## REQUIRED WORK
Take every line from the listing below that contains "المطلق".

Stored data

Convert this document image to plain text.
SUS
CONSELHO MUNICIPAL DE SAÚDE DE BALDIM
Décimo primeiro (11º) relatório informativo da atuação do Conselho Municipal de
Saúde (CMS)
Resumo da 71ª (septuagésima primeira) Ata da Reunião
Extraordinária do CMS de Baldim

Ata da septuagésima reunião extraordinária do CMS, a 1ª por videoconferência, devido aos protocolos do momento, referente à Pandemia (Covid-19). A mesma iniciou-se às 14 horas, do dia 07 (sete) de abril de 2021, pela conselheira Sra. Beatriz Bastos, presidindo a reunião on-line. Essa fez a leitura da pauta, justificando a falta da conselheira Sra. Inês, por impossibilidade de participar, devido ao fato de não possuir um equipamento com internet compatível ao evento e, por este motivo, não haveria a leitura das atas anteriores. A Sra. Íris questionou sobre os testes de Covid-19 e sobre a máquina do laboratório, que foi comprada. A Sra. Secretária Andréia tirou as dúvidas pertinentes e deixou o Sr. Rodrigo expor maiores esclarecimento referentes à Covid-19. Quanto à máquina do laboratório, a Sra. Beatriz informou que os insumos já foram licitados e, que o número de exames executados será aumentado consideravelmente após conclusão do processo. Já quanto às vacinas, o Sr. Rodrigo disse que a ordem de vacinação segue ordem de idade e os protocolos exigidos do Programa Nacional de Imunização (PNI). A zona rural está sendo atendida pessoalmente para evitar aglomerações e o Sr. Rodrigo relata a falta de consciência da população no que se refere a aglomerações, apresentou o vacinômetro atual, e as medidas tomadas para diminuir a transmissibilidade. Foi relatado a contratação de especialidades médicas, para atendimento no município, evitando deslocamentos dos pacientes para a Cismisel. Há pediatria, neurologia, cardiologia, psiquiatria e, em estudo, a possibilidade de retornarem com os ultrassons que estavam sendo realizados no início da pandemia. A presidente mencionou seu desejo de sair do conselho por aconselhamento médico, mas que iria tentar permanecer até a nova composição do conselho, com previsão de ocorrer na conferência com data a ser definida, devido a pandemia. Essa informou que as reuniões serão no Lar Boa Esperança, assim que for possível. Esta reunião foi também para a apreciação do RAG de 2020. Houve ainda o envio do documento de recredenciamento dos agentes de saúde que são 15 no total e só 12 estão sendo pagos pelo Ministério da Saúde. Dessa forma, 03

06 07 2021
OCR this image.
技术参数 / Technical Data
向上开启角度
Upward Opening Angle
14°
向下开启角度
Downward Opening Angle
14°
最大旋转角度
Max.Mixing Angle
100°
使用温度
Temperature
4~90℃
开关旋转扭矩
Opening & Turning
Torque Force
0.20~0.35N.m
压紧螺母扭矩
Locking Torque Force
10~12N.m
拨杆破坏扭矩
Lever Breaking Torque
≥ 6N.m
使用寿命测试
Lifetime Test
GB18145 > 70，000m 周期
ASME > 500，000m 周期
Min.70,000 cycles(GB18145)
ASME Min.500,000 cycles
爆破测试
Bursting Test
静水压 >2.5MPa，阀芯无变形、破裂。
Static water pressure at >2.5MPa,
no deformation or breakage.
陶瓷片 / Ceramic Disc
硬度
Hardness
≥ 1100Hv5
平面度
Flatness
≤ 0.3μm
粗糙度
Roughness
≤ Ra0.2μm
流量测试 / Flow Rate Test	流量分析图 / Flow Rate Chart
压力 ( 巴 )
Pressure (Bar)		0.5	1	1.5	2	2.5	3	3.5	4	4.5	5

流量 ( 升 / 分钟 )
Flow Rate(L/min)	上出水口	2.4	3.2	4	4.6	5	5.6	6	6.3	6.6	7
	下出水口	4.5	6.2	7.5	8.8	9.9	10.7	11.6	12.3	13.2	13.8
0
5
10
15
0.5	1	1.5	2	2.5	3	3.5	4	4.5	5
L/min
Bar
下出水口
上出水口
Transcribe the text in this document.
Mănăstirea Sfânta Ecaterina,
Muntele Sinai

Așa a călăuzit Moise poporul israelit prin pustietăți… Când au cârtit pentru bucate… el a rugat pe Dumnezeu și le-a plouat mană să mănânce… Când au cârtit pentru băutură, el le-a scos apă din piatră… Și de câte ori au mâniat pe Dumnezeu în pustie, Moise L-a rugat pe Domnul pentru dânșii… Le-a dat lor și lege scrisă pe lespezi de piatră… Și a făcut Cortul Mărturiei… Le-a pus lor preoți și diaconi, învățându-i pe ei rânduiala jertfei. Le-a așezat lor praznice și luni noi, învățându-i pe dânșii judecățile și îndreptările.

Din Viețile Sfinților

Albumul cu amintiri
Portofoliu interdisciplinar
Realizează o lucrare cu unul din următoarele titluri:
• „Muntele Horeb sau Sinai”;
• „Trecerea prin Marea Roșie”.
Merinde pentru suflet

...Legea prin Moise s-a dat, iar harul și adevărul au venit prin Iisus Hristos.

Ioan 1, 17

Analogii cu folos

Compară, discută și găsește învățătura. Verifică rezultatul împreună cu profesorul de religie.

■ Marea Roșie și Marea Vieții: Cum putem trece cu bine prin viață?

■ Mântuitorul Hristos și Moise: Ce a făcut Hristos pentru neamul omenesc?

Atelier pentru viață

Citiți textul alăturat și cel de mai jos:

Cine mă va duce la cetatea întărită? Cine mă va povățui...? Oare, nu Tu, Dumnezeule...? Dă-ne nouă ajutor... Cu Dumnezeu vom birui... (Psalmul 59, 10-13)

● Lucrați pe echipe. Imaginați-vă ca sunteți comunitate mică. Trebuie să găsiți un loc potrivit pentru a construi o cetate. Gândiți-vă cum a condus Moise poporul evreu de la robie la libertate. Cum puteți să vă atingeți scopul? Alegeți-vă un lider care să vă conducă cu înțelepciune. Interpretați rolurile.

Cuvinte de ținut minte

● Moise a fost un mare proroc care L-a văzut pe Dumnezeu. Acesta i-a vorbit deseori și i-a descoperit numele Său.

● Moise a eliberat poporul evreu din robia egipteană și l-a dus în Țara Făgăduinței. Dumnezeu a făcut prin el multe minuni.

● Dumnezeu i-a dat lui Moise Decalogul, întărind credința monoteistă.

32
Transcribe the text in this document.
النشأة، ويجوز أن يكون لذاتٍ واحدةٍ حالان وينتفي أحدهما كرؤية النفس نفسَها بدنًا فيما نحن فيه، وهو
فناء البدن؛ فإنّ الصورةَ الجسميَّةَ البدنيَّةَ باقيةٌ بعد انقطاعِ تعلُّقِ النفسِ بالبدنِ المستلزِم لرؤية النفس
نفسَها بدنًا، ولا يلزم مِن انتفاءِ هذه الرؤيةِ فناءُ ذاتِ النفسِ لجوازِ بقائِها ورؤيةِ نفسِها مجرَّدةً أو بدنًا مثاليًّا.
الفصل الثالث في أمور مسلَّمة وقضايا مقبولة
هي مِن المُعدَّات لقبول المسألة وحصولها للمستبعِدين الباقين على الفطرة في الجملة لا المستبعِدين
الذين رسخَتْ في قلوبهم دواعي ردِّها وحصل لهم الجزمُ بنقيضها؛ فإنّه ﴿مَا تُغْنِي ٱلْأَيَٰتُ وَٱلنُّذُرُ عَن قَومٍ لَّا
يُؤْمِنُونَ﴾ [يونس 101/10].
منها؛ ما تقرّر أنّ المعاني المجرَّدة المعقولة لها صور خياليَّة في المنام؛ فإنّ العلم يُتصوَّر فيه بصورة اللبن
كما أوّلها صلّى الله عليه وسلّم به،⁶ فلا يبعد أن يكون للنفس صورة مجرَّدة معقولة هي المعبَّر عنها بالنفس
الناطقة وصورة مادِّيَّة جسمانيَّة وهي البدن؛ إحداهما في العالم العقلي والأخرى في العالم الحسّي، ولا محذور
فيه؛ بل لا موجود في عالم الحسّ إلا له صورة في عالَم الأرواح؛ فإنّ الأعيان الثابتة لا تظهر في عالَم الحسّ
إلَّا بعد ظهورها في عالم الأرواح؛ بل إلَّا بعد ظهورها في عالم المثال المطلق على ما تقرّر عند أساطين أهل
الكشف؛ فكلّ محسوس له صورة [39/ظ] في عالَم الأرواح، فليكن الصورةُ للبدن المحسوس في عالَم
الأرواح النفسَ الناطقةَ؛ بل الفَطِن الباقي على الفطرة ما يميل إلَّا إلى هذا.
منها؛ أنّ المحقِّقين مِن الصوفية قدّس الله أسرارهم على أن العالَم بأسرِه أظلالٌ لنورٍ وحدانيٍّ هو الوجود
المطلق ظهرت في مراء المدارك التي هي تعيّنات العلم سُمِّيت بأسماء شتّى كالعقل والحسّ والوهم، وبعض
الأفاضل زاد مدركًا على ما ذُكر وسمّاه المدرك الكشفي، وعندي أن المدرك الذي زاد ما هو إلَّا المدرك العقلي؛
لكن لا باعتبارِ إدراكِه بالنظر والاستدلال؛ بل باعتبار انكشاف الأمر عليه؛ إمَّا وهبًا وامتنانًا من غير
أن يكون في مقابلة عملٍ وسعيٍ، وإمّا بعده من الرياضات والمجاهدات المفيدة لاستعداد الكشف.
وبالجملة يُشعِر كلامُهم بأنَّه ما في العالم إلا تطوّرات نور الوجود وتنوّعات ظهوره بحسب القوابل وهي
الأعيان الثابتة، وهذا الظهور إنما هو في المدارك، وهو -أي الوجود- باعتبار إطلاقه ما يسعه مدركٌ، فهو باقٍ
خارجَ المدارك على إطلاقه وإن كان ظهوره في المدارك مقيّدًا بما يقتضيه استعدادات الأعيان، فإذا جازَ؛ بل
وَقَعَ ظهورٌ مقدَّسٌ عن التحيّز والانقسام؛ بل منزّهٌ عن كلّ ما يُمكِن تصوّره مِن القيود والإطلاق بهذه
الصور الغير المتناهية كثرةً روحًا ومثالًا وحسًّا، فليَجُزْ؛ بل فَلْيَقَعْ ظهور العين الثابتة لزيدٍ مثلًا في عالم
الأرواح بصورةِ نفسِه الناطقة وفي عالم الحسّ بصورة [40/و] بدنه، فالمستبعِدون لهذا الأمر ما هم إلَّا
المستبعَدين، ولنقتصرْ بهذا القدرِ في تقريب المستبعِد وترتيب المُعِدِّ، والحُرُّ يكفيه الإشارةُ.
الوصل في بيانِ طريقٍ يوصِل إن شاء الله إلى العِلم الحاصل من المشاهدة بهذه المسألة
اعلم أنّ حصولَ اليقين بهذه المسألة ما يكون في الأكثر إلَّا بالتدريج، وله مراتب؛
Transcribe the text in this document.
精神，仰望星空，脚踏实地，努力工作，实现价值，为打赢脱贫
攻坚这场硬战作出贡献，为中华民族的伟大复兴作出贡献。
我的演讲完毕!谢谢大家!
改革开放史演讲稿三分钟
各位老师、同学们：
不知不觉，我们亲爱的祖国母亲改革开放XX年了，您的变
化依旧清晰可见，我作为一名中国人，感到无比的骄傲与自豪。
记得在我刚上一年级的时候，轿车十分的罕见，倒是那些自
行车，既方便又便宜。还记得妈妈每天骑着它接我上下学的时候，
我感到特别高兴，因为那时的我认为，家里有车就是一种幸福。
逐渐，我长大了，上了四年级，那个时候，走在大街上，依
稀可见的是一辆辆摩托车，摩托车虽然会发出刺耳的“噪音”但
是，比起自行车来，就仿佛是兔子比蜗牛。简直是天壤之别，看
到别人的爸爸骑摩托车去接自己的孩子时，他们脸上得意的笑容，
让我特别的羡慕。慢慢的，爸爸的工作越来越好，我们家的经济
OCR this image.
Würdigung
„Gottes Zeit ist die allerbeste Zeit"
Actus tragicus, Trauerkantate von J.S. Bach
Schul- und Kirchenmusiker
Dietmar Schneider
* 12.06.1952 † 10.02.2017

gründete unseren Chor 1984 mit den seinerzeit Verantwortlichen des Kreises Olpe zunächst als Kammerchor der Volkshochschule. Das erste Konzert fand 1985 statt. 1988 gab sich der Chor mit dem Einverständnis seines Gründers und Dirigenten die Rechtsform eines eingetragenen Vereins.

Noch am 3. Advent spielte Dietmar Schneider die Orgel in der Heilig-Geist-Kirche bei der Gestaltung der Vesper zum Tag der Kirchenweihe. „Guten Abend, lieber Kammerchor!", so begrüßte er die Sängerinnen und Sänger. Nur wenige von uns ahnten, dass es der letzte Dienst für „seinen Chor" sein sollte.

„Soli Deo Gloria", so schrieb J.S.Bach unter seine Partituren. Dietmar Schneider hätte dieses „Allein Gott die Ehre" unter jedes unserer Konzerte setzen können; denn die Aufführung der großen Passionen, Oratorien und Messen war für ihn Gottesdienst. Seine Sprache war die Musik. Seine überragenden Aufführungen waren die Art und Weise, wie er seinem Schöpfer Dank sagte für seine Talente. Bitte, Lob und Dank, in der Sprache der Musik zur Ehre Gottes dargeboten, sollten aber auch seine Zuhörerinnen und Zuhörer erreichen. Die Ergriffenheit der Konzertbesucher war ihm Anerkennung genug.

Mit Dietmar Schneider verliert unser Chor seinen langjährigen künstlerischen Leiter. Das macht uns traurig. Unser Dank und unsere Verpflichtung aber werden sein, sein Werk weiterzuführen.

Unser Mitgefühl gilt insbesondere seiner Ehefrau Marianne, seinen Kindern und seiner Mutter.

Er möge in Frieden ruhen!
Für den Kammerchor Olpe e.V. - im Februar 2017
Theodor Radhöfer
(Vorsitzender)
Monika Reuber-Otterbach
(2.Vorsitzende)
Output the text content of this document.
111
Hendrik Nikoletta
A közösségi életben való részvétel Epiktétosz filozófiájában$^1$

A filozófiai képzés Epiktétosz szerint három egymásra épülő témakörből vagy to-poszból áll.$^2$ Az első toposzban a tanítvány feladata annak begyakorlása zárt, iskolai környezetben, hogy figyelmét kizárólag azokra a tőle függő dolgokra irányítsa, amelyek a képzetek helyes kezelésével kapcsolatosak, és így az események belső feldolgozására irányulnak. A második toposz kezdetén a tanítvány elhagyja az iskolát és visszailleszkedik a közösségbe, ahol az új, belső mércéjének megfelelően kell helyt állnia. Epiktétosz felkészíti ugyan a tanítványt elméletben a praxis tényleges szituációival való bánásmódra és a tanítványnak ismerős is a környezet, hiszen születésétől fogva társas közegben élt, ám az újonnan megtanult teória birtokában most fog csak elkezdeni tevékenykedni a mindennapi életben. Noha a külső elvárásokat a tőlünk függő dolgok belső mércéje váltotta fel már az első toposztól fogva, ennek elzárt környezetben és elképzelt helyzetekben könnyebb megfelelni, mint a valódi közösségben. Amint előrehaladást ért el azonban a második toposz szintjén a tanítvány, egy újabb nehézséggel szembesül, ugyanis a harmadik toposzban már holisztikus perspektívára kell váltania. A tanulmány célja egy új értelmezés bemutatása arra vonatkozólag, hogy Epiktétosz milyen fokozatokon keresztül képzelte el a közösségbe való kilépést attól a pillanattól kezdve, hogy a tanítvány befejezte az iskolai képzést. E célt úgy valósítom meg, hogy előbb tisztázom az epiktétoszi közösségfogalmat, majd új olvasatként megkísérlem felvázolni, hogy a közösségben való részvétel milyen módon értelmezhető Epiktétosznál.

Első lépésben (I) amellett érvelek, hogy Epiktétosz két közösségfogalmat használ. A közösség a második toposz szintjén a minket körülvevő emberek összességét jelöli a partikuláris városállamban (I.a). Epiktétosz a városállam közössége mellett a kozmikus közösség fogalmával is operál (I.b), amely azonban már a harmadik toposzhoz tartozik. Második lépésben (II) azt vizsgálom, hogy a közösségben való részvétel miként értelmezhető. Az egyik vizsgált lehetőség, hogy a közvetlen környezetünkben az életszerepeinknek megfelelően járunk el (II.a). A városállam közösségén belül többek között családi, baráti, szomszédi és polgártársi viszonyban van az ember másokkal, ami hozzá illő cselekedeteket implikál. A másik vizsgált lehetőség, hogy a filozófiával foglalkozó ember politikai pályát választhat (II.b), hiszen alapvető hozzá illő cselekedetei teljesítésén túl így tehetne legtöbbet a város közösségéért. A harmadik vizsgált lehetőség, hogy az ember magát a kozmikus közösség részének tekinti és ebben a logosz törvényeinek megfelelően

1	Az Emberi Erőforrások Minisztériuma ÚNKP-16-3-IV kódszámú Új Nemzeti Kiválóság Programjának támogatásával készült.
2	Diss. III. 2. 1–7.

## SOLUTION
إلَّا بعد ظهورها في عالم الأرواح؛ بل إلَّا بعد ظهورها في عالم المثال المطلق على ما تقرّر عند أساطين أهل
المطلق ظهرت في مراء المدارك التي هي تعيّنات العلم سُمِّيت بأسماء شتّى كالعقل والحسّ والوهم، وبعض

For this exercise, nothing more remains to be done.